- Exercise prompt -
Reproduce the listing below in its entirety. Change nothing.

***** Items

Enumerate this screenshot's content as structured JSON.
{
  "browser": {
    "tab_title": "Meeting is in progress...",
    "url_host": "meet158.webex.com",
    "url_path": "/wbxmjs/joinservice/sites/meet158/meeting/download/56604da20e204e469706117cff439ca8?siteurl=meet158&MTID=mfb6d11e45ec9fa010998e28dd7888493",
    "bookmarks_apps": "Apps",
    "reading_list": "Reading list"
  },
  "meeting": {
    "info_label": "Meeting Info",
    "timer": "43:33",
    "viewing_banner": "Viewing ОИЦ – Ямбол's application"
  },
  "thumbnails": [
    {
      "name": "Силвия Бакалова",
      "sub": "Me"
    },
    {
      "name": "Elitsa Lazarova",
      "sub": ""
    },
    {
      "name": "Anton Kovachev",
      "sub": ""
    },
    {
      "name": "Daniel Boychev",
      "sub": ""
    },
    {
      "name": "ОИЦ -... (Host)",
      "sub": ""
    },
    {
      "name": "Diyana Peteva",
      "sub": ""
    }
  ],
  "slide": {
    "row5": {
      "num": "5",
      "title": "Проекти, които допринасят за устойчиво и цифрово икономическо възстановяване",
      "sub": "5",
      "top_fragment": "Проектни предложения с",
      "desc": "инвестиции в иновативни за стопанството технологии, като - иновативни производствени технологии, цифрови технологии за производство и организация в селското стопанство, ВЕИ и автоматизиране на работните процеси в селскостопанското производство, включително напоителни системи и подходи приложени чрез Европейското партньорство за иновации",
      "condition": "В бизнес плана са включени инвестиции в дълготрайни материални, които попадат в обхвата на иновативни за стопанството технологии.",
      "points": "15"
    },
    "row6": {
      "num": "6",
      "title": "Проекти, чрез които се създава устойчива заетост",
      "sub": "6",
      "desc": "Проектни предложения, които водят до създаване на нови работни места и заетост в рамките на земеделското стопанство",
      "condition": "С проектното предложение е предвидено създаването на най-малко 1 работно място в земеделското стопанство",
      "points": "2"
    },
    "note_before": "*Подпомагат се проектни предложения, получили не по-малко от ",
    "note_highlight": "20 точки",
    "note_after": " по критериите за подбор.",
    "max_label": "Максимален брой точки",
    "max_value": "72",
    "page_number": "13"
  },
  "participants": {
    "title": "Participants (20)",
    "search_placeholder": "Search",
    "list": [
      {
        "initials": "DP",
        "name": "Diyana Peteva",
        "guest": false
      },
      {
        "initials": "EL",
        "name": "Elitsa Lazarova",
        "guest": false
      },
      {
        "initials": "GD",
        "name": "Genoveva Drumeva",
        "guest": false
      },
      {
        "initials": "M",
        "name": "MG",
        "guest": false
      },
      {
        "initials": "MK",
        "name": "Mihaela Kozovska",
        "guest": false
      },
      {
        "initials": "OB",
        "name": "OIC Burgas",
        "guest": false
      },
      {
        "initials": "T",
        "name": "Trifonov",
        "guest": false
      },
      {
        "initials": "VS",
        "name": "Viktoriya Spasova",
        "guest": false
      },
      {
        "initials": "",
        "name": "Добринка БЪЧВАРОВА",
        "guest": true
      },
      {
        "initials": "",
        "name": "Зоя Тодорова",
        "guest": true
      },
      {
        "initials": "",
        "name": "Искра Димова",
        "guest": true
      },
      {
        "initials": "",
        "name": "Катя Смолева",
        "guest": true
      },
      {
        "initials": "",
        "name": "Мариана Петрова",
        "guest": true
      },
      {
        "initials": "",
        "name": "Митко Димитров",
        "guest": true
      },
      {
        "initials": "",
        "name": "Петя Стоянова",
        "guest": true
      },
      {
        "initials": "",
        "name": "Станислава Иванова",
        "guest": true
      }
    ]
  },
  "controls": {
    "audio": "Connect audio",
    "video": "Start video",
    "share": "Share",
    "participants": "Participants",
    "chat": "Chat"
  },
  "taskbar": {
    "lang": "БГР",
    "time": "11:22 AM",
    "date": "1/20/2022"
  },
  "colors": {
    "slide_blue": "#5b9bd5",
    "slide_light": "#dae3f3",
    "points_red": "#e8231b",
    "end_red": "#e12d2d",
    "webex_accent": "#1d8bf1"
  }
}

**********

- Problem solution -
Enumerate this screenshot's content as structured JSON.
{
  "browser": {
    "tab_title": "Meeting is in progress...",
    "url_host": "meet158.webex.com",
    "url_path": "/wbxmjs/joinservice/sites/meet158/meeting/download/56604da20e204e469706117cff439ca8?siteurl=meet158&MTID=mfb6d11e45ec9fa010998e28dd7888493",
    "bookmarks_apps": "Apps",
    "reading_list": "Reading list"
  },
  "meeting": {
    "info_label": "Meeting Info",
    "timer": "43:33",
    "viewing_banner": "Viewing ОИЦ – Ямбол's application"
  },
  "thumbnails": [
    {
      "name": "Силвия Бакалова",
      "sub": "Me"
    },
    {
      "name": "Elitsa Lazarova",
      "sub": ""
    },
    {
      "name": "Anton Kovachev",
      "sub": ""
    },
    {
      "name": "Daniel Boychev",
      "sub": ""
    },
    {
      "name": "ОИЦ -... (Host)",
      "sub": ""
    },
    {
      "name": "Diyana Peteva",
      "sub": ""
    }
  ],
  "slide": {
    "row5": {
      "num": "5",
      "title": "Проекти, които допринасят за устойчиво и цифрово икономическо възстановяване",
      "sub": "5",
      "top_fragment": "Проектни предложения с",
      "desc": "инвестиции в иновативни за стопанството технологии, като - иновативни производствени технологии, цифрови технологии за производство и организация в селското стопанство, ВЕИ и автоматизиране на работните процеси в селскостопанското производство, включително напоителни системи и подходи приложени чрез Европейското партньорство за иновации",
      "condition": "В бизнес плана са включени инвестиции в дълготрайни материални, които попадат в обхвата на иновативни за стопанството технологии.",
      "points": "15"
    },
    "row6": {
      "num": "6",
      "title": "Проекти, чрез които се създава устойчива заетост",
      "sub": "6",
      "desc": "Проектни предложения, които водят до създаване на нови работни места и заетост в рамките на земеделското стопанство",
      "condition": "С проектното предложение е предвидено създаването на най-малко 1 работно място в земеделското стопанство",
      "points": "2"
    },
    "note_before": "*Подпомагат се проектни предложения, получили не по-малко от ",
    "note_highlight": "20 точки",
    "note_after": " по критериите за подбор.",
    "max_label": "Максимален брой точки",
    "max_value": "72",
    "page_number": "13"
  },
  "participants": {
    "title": "Participants (20)",
    "search_placeholder": "Search",
    "list": [
      {
        "initials": "DP",
        "name": "Diyana Peteva",
        "guest": false
      },
      {
        "initials": "EL",
        "name": "Elitsa Lazarova",
        "guest": false
      },
      {
        "initials": "GD",
        "name": "Genoveva Drumeva",
        "guest": false
      },
      {
        "initials": "M",
        "name": "MG",
        "guest": false
      },
      {
        "initials": "MK",
        "name": "Mihaela Kozovska",
        "guest": false
      },
      {
        "initials": "OB",
        "name": "OIC Burgas",
        "guest": false
      },
      {
        "initials": "T",
        "name": "Trifonov",
        "guest": false
      },
      {
        "initials": "VS",
        "name": "Viktoriya Spasova",
        "guest": false
      },
      {
        "initials": "",
        "name": "Добринка БЪЧВАРОВА",
        "guest": true
      },
      {
        "initials": "",
        "name": "Зоя Тодорова",
        "guest": true
      },
      {
        "initials": "",
        "name": "Искра Димова",
        "guest": true
      },
      {
        "initials": "",
        "name": "Катя Смолева",
        "guest": true
      },
      {
        "initials": "",
        "name": "Мариана Петрова",
        "guest": true
      },
      {
        "initials": "",
        "name": "Митко Димитров",
        "guest": true
      },
      {
        "initials": "",
        "name": "Петя Стоянова",
        "guest": true
      },
      {
        "initials": "",
        "name": "Станислава Иванова",
        "guest": true
      }
    ]
  },
  "controls": {
    "audio": "Connect audio",
    "video": "Start video",
    "share": "Share",
    "participants": "Participants",
    "chat": "Chat"
  },
  "taskbar": {
    "lang": "БГР",
    "time": "11:22 AM",
    "date": "1/20/2022"
  },
  "colors": {
    "slide_blue": "#5b9bd5",
    "slide_light": "#dae3f3",
    "points_red": "#e8231b",
    "end_red": "#e12d2d",
    "webex_accent": "#1d8bf1"
  }
}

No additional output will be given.